What to do: Collect each line of the records containing the string "jutalom".
++++ Records for the exercise
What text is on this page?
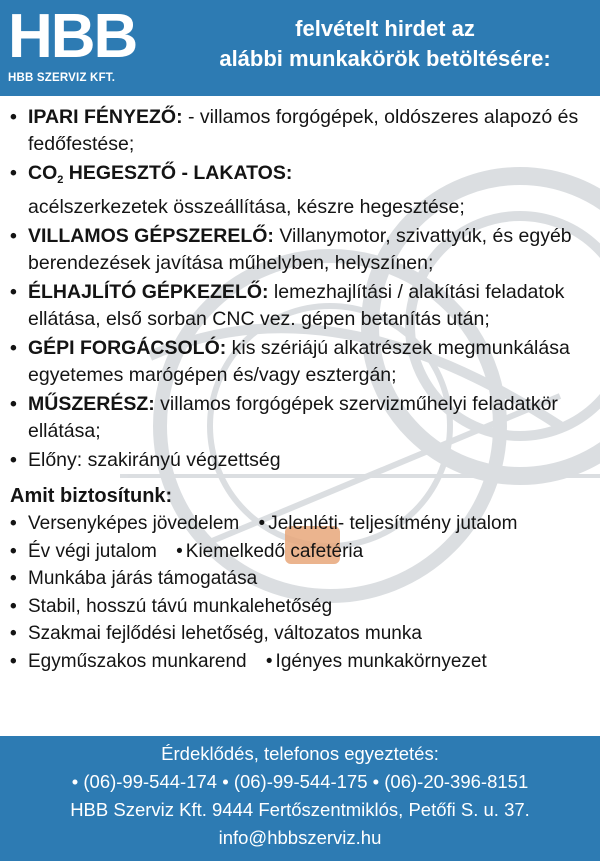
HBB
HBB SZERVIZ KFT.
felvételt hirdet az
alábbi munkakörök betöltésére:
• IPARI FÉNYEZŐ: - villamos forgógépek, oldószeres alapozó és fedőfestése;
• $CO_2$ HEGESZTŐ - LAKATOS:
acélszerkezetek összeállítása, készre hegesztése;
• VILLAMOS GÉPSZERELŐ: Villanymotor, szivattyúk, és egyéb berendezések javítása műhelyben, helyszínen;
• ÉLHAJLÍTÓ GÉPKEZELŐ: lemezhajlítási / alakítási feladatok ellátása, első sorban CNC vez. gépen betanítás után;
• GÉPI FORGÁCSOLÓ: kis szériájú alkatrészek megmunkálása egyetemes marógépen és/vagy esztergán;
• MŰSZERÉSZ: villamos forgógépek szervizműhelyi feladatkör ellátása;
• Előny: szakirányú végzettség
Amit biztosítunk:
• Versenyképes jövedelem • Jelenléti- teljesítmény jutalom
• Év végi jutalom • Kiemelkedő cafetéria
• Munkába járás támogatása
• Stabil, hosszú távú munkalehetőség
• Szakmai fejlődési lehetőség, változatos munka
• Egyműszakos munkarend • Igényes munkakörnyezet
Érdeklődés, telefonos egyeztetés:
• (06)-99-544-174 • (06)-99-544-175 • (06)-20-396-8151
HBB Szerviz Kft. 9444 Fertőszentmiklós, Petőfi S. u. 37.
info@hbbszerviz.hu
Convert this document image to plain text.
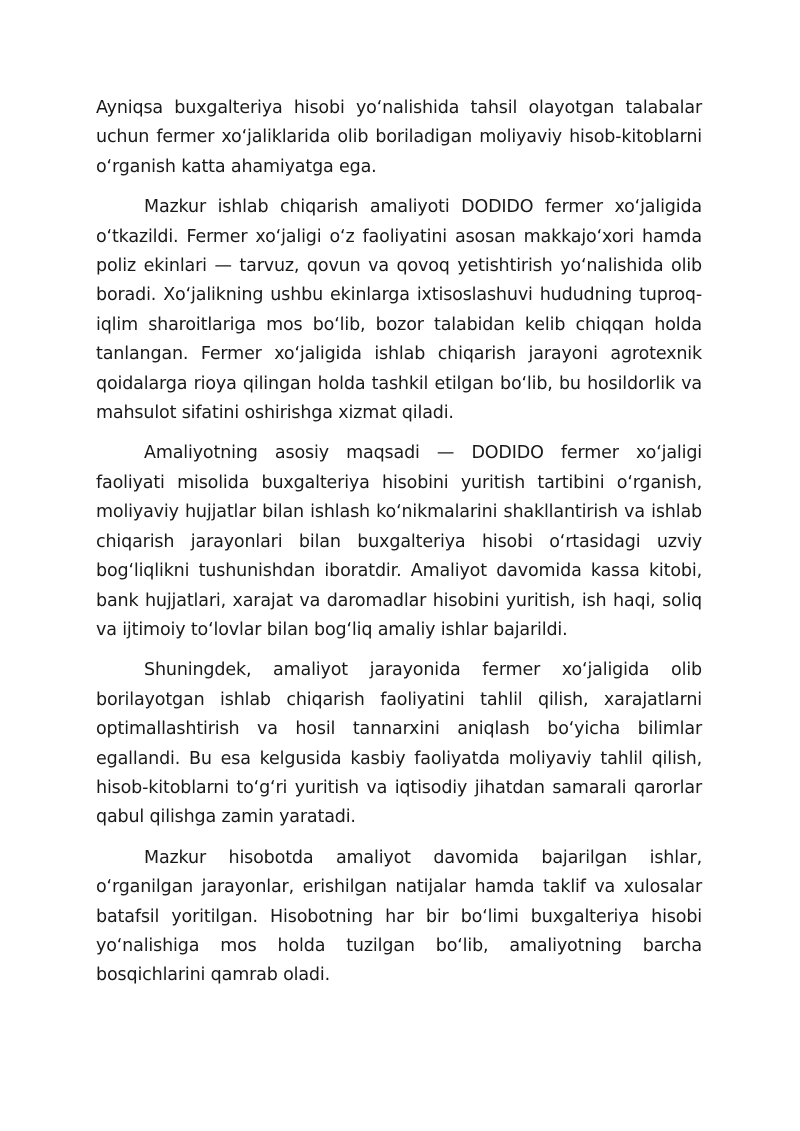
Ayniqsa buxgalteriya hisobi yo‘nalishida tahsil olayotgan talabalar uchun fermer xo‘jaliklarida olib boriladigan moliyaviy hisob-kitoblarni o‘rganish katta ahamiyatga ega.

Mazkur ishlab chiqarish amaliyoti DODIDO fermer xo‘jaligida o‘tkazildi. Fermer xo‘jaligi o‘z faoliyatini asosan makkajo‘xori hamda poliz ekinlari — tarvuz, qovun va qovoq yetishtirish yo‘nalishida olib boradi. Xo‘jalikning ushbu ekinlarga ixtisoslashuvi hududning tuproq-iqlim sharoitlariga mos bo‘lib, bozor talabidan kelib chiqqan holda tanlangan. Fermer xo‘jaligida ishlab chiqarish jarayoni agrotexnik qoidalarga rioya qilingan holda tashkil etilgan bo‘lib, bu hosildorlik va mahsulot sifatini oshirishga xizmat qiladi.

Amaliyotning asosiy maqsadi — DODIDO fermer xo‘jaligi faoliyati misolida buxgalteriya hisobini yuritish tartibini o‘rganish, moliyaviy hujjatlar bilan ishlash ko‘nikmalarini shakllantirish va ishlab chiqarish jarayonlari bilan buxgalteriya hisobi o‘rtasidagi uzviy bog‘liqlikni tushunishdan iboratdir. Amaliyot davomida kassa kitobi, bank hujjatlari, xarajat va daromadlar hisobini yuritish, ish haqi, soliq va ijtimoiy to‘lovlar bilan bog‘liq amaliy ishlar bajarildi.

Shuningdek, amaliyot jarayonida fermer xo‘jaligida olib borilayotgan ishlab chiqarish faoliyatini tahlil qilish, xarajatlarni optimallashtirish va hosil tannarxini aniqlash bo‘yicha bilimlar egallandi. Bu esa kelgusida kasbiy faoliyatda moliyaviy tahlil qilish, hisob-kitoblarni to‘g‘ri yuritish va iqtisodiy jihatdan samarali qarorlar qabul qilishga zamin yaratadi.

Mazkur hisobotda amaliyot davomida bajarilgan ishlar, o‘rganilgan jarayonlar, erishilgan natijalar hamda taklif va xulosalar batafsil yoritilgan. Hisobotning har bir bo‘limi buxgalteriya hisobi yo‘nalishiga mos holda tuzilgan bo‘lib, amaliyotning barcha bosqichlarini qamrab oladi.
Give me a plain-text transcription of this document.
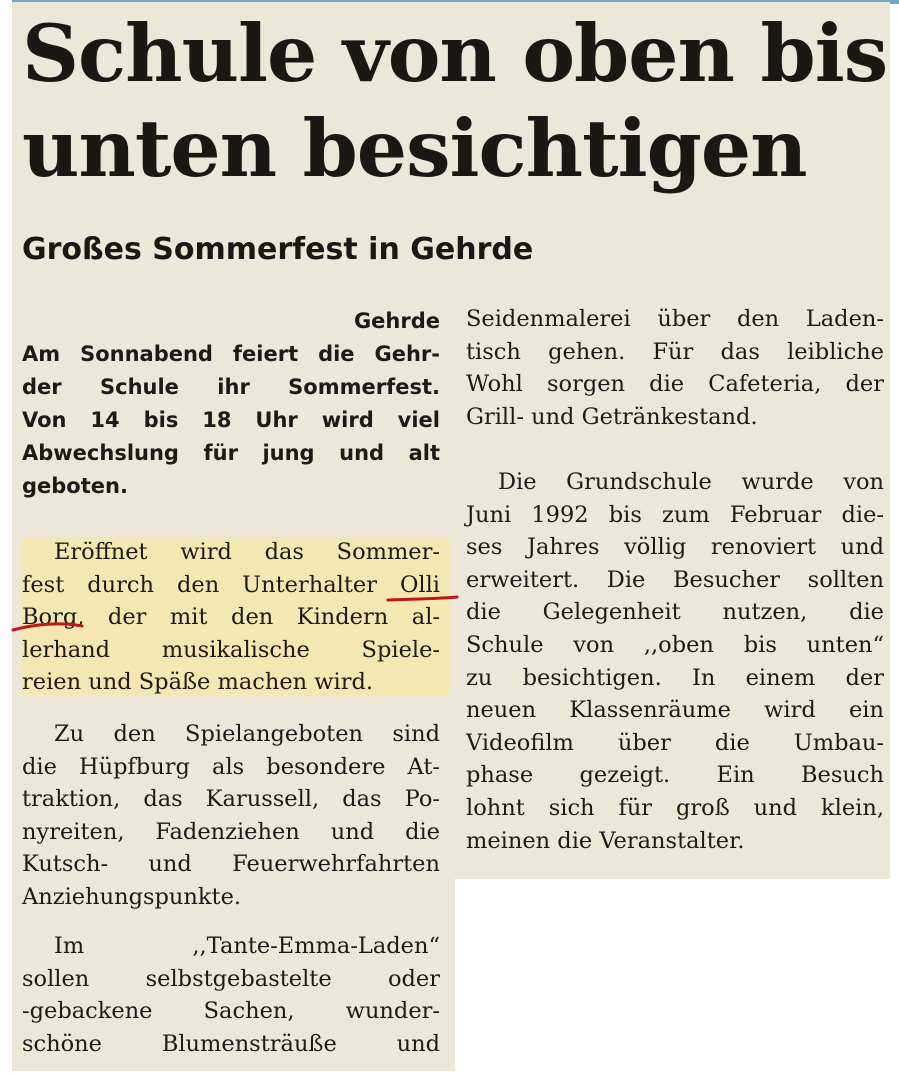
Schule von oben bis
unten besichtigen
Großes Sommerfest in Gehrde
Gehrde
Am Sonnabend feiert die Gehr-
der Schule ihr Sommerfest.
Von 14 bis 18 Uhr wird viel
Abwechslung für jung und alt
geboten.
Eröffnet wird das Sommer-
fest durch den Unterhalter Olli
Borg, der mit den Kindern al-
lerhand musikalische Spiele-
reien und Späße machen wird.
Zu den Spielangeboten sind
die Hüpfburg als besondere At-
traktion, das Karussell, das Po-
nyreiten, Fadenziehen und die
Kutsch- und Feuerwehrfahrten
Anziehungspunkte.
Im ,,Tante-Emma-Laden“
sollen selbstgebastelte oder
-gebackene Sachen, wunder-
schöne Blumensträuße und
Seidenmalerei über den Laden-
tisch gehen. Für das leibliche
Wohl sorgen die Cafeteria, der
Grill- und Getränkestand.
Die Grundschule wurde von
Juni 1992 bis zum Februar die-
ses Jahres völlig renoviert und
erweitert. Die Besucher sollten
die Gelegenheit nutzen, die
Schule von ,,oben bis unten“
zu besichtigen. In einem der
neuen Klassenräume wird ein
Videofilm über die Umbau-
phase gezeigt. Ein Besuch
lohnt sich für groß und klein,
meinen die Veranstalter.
++++++++
++++ Records for the exercise
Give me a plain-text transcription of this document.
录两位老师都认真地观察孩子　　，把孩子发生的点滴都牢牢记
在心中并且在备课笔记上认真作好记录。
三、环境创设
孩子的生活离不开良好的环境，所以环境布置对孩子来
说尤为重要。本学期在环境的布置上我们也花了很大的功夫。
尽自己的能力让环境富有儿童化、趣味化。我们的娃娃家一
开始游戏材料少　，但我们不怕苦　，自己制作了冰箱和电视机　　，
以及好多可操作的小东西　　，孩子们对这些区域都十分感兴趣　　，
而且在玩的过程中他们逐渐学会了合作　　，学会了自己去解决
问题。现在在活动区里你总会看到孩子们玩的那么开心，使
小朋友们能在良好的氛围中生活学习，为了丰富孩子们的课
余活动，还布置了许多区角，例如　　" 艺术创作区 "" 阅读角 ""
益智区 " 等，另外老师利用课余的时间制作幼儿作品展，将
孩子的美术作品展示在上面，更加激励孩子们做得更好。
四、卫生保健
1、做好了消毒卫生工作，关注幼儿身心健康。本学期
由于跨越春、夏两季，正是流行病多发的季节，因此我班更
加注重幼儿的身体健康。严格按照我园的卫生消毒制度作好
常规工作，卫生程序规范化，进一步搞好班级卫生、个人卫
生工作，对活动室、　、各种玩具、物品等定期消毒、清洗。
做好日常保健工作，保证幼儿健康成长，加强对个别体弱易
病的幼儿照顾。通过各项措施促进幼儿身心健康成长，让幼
++++++++
++++ Records for the exercise
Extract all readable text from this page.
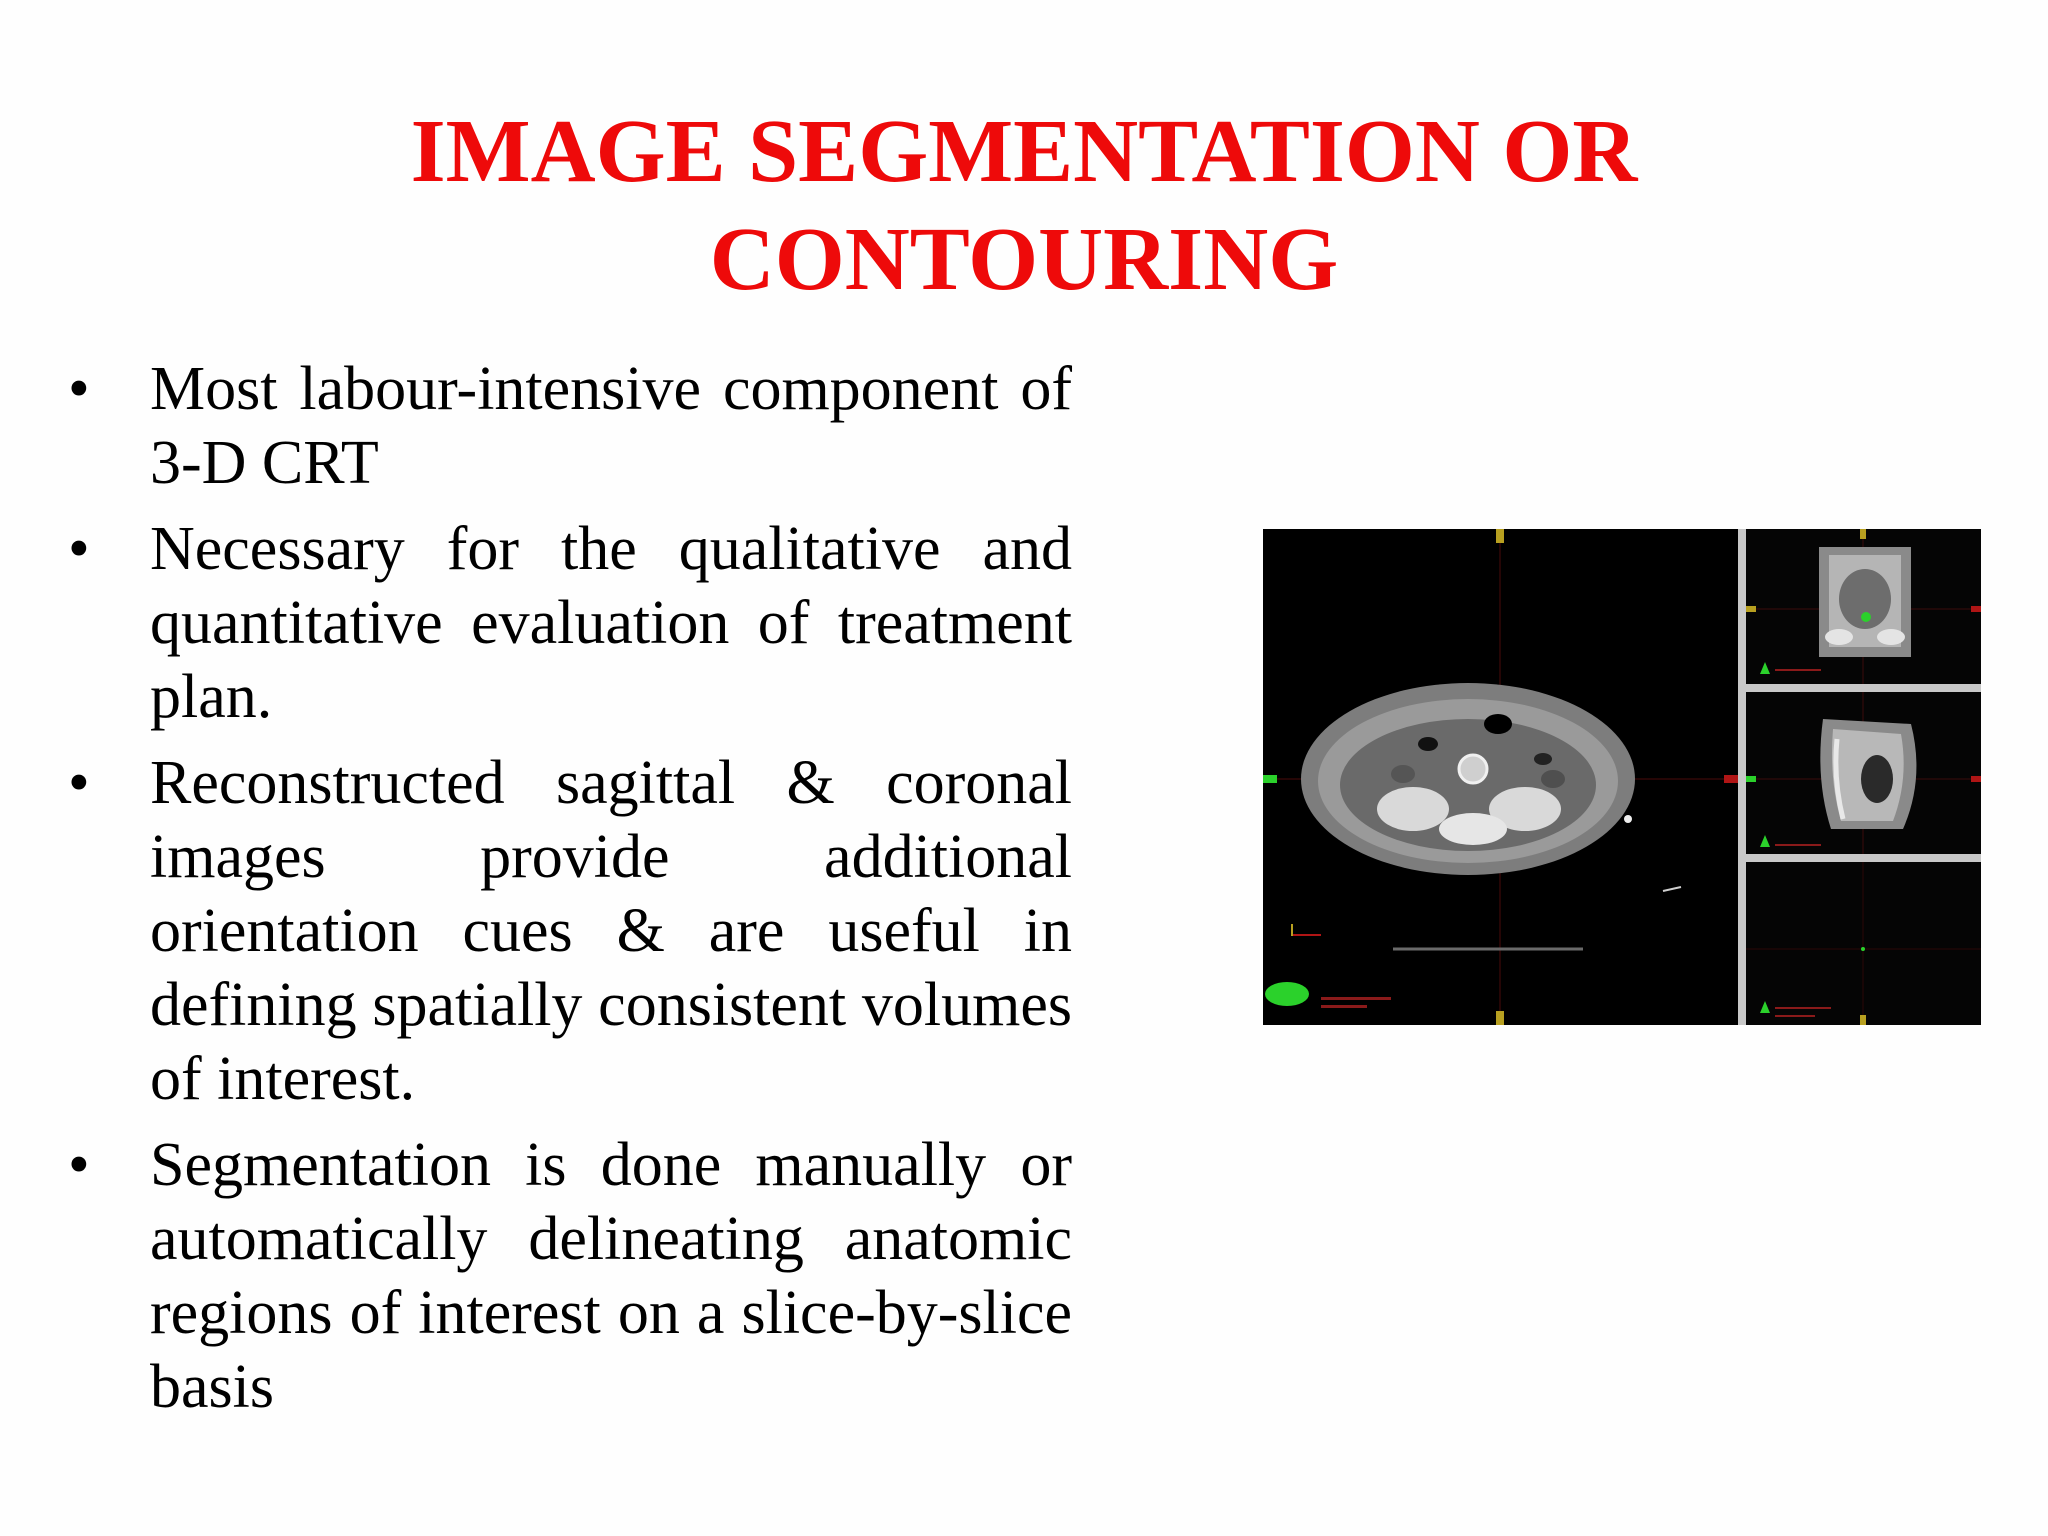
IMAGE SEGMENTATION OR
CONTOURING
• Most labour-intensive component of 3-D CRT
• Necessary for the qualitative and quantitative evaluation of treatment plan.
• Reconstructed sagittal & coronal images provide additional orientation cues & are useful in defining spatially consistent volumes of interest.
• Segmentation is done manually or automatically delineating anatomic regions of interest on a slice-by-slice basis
++++++++
Solution for this exercise:
• Versenyképes jövedelem • Jelenléti- teljesítmény jutalom
• Év végi jutalom • Kiemelkedő cafetéria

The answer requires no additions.